The request:
Return the listing below verbatim. Pictures do not belong in the copy.

----------

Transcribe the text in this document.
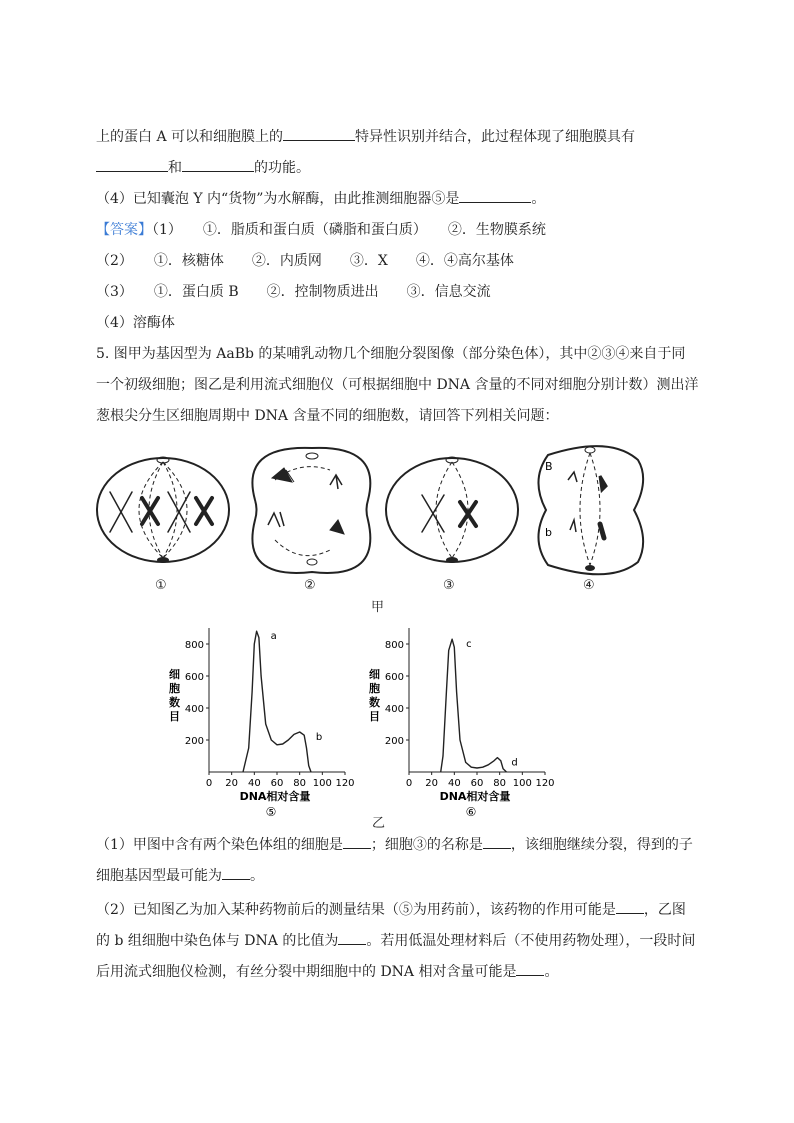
上的蛋白 A 可以和细胞膜上的	特异性识别并结合，此过程体现了细胞膜具有
和	的功能。
（4）已知囊泡 Y 内“货物”为水解酶，由此推测细胞器⑤是	。
【答案】（1）　　①．脂质和蛋白质（磷脂和蛋白质）　　②．生物膜系统
（2）　　①．核糖体　　②．内质网　　③．X　　④．④高尔基体
（3）　　①．蛋白质 B　　②．控制物质进出　　③．信息交流
（4）溶酶体
5. 图甲为基因型为 AaBb 的某哺乳动物几个细胞分裂图像（部分染色体），其中②③④来自于同
一个初级细胞；图乙是利用流式细胞仪（可根据细胞中 DNA 含量的不同对细胞分别计数）测出洋
葱根尖分生区细胞周期中 DNA 含量不同的细胞数，请回答下列相关问题：
B
b
①	②	③	④
甲
0 20 40 60 80 100 120
200
400
600
800
细
胞
数
目
DNA相对含量
⑤
a
b
0 20 40 60 80 100 120
200
400
600
800
细
胞
数
目
DNA相对含量
⑥
c
d
乙
（1）甲图中含有两个染色体组的细胞是 ；细胞③的名称是 ，该细胞继续分裂，得到的子
细胞基因型最可能为 。
（2）已知图乙为加入某种药物前后的测量结果（⑤为用药前），该药物的作用可能是 ，乙图
的 b 组细胞中染色体与 DNA 的比值为 。若用低温处理材料后（不使用药物处理），一段时间
后用流式细胞仪检测，有丝分裂中期细胞中的 DNA 相对含量可能是 。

----------

Response:
Transcribe the text in this document.
上的蛋白 A 可以和细胞膜上的	特异性识别并结合，此过程体现了细胞膜具有
和	的功能。
（4）已知囊泡 Y 内“货物”为水解酶，由此推测细胞器⑤是	。
【答案】（1）　　①．脂质和蛋白质（磷脂和蛋白质）　　②．生物膜系统
（2）　　①．核糖体　　②．内质网　　③．X　　④．④高尔基体
（3）　　①．蛋白质 B　　②．控制物质进出　　③．信息交流
（4）溶酶体
5. 图甲为基因型为 AaBb 的某哺乳动物几个细胞分裂图像（部分染色体），其中②③④来自于同
一个初级细胞；图乙是利用流式细胞仪（可根据细胞中 DNA 含量的不同对细胞分别计数）测出洋
葱根尖分生区细胞周期中 DNA 含量不同的细胞数，请回答下列相关问题：
B
b
①	②	③	④
甲
0 20 40 60 80 100 120
200
400
600
800
细
胞
数
目
DNA相对含量
⑤
a
b
0 20 40 60 80 100 120
200
400
600
800
细
胞
数
目
DNA相对含量
⑥
c
d
乙
（1）甲图中含有两个染色体组的细胞是 ；细胞③的名称是 ，该细胞继续分裂，得到的子
细胞基因型最可能为 。
（2）已知图乙为加入某种药物前后的测量结果（⑤为用药前），该药物的作用可能是 ，乙图
的 b 组细胞中染色体与 DNA 的比值为 。若用低温处理材料后（不使用药物处理），一段时间
后用流式细胞仪检测，有丝分裂中期细胞中的 DNA 相对含量可能是 。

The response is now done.